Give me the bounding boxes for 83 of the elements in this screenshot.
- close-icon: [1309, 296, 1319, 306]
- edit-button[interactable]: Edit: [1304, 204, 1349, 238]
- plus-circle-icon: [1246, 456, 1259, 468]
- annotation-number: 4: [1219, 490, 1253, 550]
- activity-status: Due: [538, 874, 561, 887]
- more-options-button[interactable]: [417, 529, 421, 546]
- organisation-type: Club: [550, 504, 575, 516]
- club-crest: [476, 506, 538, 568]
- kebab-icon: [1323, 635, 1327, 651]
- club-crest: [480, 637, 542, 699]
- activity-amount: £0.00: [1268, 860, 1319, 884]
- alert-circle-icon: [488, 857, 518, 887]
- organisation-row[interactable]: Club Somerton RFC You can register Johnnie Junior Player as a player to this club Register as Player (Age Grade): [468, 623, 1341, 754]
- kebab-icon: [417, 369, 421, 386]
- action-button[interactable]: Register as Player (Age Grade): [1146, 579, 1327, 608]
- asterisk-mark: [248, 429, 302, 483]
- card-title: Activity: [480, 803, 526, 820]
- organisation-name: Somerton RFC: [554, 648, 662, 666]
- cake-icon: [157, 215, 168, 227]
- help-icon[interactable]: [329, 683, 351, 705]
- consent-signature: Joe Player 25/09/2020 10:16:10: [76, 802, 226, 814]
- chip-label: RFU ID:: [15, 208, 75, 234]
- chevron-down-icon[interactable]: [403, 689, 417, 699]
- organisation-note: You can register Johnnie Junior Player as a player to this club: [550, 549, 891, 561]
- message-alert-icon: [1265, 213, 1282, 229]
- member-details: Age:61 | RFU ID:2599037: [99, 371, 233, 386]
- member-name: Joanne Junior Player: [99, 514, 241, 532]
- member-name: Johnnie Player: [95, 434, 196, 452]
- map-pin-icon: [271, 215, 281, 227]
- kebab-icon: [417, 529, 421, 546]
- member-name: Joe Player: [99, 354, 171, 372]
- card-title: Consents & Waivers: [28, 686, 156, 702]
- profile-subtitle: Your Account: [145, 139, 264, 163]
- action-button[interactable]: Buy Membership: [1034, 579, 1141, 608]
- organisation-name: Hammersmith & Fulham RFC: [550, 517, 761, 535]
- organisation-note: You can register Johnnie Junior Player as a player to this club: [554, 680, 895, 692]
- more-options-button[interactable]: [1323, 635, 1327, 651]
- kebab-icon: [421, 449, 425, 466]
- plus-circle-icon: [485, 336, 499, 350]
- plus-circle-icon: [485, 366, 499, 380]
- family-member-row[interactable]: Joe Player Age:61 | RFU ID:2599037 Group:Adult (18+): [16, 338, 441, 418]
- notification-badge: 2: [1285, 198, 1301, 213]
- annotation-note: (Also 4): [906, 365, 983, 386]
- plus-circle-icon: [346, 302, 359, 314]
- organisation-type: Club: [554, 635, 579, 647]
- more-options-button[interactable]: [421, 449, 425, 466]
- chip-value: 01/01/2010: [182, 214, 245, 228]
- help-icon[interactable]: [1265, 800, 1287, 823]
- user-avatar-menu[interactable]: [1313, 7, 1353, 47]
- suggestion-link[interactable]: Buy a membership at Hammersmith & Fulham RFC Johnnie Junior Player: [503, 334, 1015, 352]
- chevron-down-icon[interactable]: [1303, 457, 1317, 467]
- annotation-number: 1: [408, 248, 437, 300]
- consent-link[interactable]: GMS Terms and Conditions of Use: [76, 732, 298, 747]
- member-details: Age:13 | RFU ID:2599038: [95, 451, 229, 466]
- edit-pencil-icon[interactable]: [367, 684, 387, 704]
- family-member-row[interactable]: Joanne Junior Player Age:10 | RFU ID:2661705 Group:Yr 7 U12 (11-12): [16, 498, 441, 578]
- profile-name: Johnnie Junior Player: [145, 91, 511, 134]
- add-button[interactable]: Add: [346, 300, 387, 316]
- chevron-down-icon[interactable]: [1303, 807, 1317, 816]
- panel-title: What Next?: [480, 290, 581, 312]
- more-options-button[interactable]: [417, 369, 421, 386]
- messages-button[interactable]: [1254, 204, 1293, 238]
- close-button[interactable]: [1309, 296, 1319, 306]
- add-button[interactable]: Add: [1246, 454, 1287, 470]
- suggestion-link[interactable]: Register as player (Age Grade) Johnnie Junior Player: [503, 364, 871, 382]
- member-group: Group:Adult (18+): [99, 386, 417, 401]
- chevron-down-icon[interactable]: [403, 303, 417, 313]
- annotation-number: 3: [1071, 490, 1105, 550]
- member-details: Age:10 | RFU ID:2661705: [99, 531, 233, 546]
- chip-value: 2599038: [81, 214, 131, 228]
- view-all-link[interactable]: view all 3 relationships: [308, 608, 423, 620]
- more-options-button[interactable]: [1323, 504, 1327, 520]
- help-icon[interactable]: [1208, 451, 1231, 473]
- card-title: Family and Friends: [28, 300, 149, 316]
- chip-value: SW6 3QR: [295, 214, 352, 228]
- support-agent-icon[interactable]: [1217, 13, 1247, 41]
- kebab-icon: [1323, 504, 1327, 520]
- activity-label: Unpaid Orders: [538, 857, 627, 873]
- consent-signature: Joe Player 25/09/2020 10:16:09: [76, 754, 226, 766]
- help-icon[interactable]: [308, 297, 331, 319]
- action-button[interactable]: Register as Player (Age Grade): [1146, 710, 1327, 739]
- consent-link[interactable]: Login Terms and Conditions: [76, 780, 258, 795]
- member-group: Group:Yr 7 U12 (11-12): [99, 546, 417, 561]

◆ **Your goal**
Rewrite the items from the start through the line containing "- activity-status: Due: [538, 874, 561, 887]", replacing "close-icon" with "dismiss-icon" and leaving everything else unchanged.

◆ **Solution**
Give me the bounding boxes for 83 of the elements in this screenshot.
- dismiss-icon: [1309, 296, 1319, 306]
- edit-button[interactable]: Edit: [1304, 204, 1349, 238]
- plus-circle-icon: [1246, 456, 1259, 468]
- annotation-number: 4: [1219, 490, 1253, 550]
- activity-status: Due: [538, 874, 561, 887]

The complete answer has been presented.